# Text block:
All of lore.kernel.org
 help / color / mirror / Atom feed
* Re: [RFC PATCH 0/3] nvme sq associations
@ 2021-09-29  0:48 Nikitin, Andrey
  2021-09-29  1:35 ` Keith Busch
  0 siblings, 1 reply; 8+ messages in thread
From: Nikitin, Andrey @ 2021-09-29  0:48 UTC (permalink / raw)
  To: Christoph Hellwig, Benjamin Herrenschmidt
  Cc: Keith Busch, linux-nvme, Buches, Dave

On 9/25/21, 01:38, "Christoph Hellwig" <hch@infradead.org> wrote:
>
> Honestly I'd rather not merge this whole patchset at all.  It is a
> completly frinde feature for a totally misdesigned part of the NVMe
> spec.  Until actual controller in the hands of prosumers support
> anything like that I'm very reluctant to bloat the driver fast path for
> it.

Thank you for the feedback.
While I agree with your remarks regarding feature design in NVMe spec
the minimal implementation proposed in this patchset would help resolving
the problems outlined int the original post (undesired queue sharing and
noisy neighbor).
For controllers that do not support NVM sets and SQ associations the
configuration would stay the same as it used to be. So I would be
interested to know more about what brings your concerns for the driver
fast path.

Best regards,
Andrey


_______________________________________________
Linux-nvme mailing list
Linux-nvme@lists.infradead.org
http://lists.infradead.org/mailman/listinfo/linux-nvme

^ permalink raw reply	[flat|nested] 8+ messages in thread

* Re: [RFC PATCH 0/3] nvme sq associations
  2021-09-29  0:48 [RFC PATCH 0/3] nvme sq associations Nikitin, Andrey
@ 2021-09-29  1:35 ` Keith Busch
  0 siblings, 0 replies; 8+ messages in thread
From: Keith Busch @ 2021-09-29  1:35 UTC (permalink / raw)

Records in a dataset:
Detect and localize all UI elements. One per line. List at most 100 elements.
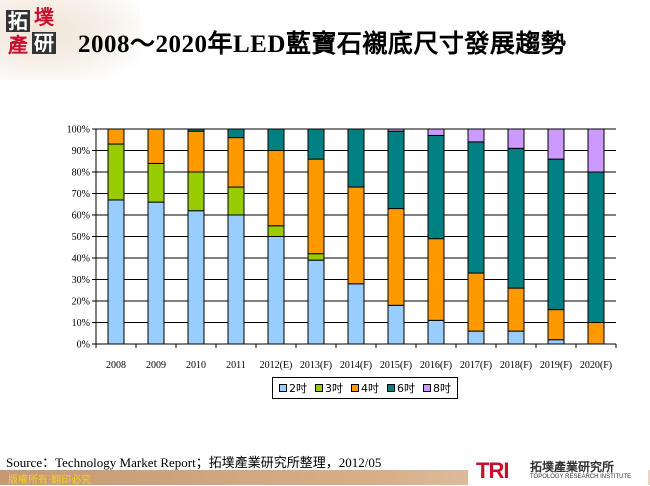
legend-swatch bbox=[387, 384, 395, 392]
y-tick-label: 70% bbox=[72, 189, 90, 200]
legend-item: 8吋 bbox=[423, 380, 451, 396]
x-tick-label: 2010 bbox=[186, 360, 206, 371]
x-tick-label: 2011 bbox=[226, 360, 246, 371]
bar-segment-4吋 bbox=[547, 309, 565, 341]
legend-label: 4吋 bbox=[361, 382, 379, 395]
y-tick-label: 100% bbox=[67, 125, 90, 136]
bar-segment-8吋 bbox=[427, 128, 445, 136]
bar-segment-2吋 bbox=[267, 236, 285, 345]
y-tick-label: 90% bbox=[72, 146, 90, 157]
bar-segment-8吋 bbox=[587, 128, 605, 173]
logo-char: 產 bbox=[8, 33, 28, 57]
bar-segment-2吋 bbox=[547, 339, 565, 345]
bar-segment-8吋 bbox=[547, 128, 565, 160]
bar-segment-4吋 bbox=[347, 186, 365, 285]
bar-segment-6吋 bbox=[227, 128, 245, 139]
bar-segment-8吋 bbox=[467, 128, 485, 143]
x-tick-label: 2019(F) bbox=[540, 360, 572, 371]
bar-segment-2吋 bbox=[347, 283, 365, 345]
legend-swatch bbox=[279, 384, 287, 392]
bar-segment-2吋 bbox=[467, 330, 485, 345]
bar-segment-6吋 bbox=[267, 128, 285, 151]
bar-segment-6吋 bbox=[347, 128, 365, 188]
bar-segment-2吋 bbox=[427, 319, 445, 345]
copyright-text: 版權所有‧翻印必究 bbox=[8, 475, 92, 486]
bar-segment-2吋 bbox=[387, 304, 405, 345]
x-tick-label: 2009 bbox=[146, 360, 166, 371]
bar-segment-2吋 bbox=[307, 259, 325, 345]
bar-segment-2吋 bbox=[507, 330, 525, 345]
x-tick-label: 2008 bbox=[106, 360, 126, 371]
legend-label: 2吋 bbox=[289, 382, 307, 395]
x-tick-label: 2020(F) bbox=[580, 360, 612, 371]
bar-segment-6吋 bbox=[467, 141, 485, 274]
y-tick-label: 80% bbox=[72, 168, 90, 179]
bar-segment-4吋 bbox=[187, 130, 205, 173]
tri-cn-name: 拓墣產業研究所 bbox=[530, 460, 615, 474]
legend-item: 3吋 bbox=[315, 380, 343, 396]
logo-char: 拓 bbox=[6, 9, 30, 33]
bar-segment-8吋 bbox=[387, 128, 405, 132]
bar-segment-3吋 bbox=[107, 143, 125, 201]
legend-item: 6吋 bbox=[387, 380, 415, 396]
legend-label: 3吋 bbox=[325, 382, 343, 395]
topology-logo: 拓 墣 產 研 bbox=[6, 6, 60, 56]
bar-segment-3吋 bbox=[267, 225, 285, 237]
bar-segment-3吋 bbox=[147, 162, 165, 203]
bar-segment-4吋 bbox=[427, 238, 445, 321]
bar-segment-4吋 bbox=[307, 158, 325, 255]
y-tick-label: 50% bbox=[72, 232, 90, 243]
bar-segment-3吋 bbox=[187, 171, 205, 212]
bar-segment-6吋 bbox=[387, 130, 405, 210]
slide-title: 2008～2020年LED藍寶石襯底尺寸發展趨勢 bbox=[78, 31, 567, 58]
bar-segment-6吋 bbox=[427, 134, 445, 240]
bar-segment-4吋 bbox=[147, 128, 165, 164]
y-tick-label: 10% bbox=[72, 318, 90, 329]
y-tick-label: 60% bbox=[72, 211, 90, 222]
y-tick-label: 30% bbox=[72, 275, 90, 286]
x-tick-label: 2014(F) bbox=[340, 360, 372, 371]
bar-segment-4吋 bbox=[107, 128, 125, 145]
bar-segment-4吋 bbox=[467, 272, 485, 332]
chart-legend: 2吋 3吋 4吋 6吋 8吋 bbox=[272, 377, 458, 399]
legend-item: 2吋 bbox=[279, 380, 307, 396]
x-tick-label: 2017(F) bbox=[460, 360, 492, 371]
bar-segment-3吋 bbox=[227, 186, 245, 216]
x-tick-label: 2012(E) bbox=[260, 360, 293, 371]
tri-logo: TRI 拓墣產業研究所 TOPOLOGY RESEARCH INSTITUTE bbox=[468, 456, 648, 485]
source-note: Source：Technology Market Report；拓墣產業研究所整… bbox=[6, 455, 382, 470]
bar-segment-2吋 bbox=[147, 201, 165, 345]
bar-segment-6吋 bbox=[507, 147, 525, 289]
y-tick-label: 0% bbox=[77, 340, 90, 351]
bar-segment-4吋 bbox=[587, 322, 605, 345]
bar-segment-4吋 bbox=[507, 287, 525, 332]
legend-label: 6吋 bbox=[397, 382, 415, 395]
bar-segment-6吋 bbox=[187, 128, 205, 132]
y-tick-label: 20% bbox=[72, 297, 90, 308]
bar-segment-4吋 bbox=[387, 208, 405, 306]
x-tick-label: 2016(F) bbox=[420, 360, 452, 371]
logo-char: 研 bbox=[32, 31, 56, 55]
bar-segment-8吋 bbox=[507, 128, 525, 149]
x-tick-label: 2013(F) bbox=[300, 360, 332, 371]
legend-label: 8吋 bbox=[433, 382, 451, 395]
bar-segment-4吋 bbox=[267, 150, 285, 227]
bar-segment-2吋 bbox=[107, 199, 125, 345]
y-tick-label: 40% bbox=[72, 254, 90, 265]
bar-segment-2吋 bbox=[227, 214, 245, 345]
bar-segment-6吋 bbox=[547, 158, 565, 311]
x-tick-label: 2018(F) bbox=[500, 360, 532, 371]
bar-segment-2吋 bbox=[187, 210, 205, 345]
bar-segment-6吋 bbox=[587, 171, 605, 323]
legend-item: 4吋 bbox=[351, 380, 379, 396]
legend-swatch bbox=[423, 384, 431, 392]
tri-en-name: TOPOLOGY RESEARCH INSTITUTE bbox=[530, 474, 632, 480]
bar-segment-3吋 bbox=[307, 253, 325, 261]
bar-segment-6吋 bbox=[307, 128, 325, 160]
x-tick-label: 2015(F) bbox=[380, 360, 412, 371]
tri-mark: TRI bbox=[476, 458, 509, 483]
legend-swatch bbox=[315, 384, 323, 392]
legend-swatch bbox=[351, 384, 359, 392]
bar-segment-4吋 bbox=[227, 137, 245, 188]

# What to work on:
According to Andrey's reply in the NVMe mailing list thread, which two problems would the proposed patchset help resolve?

# Output for this exercise:
Undesired queue sharing and the noisy neighbor problem.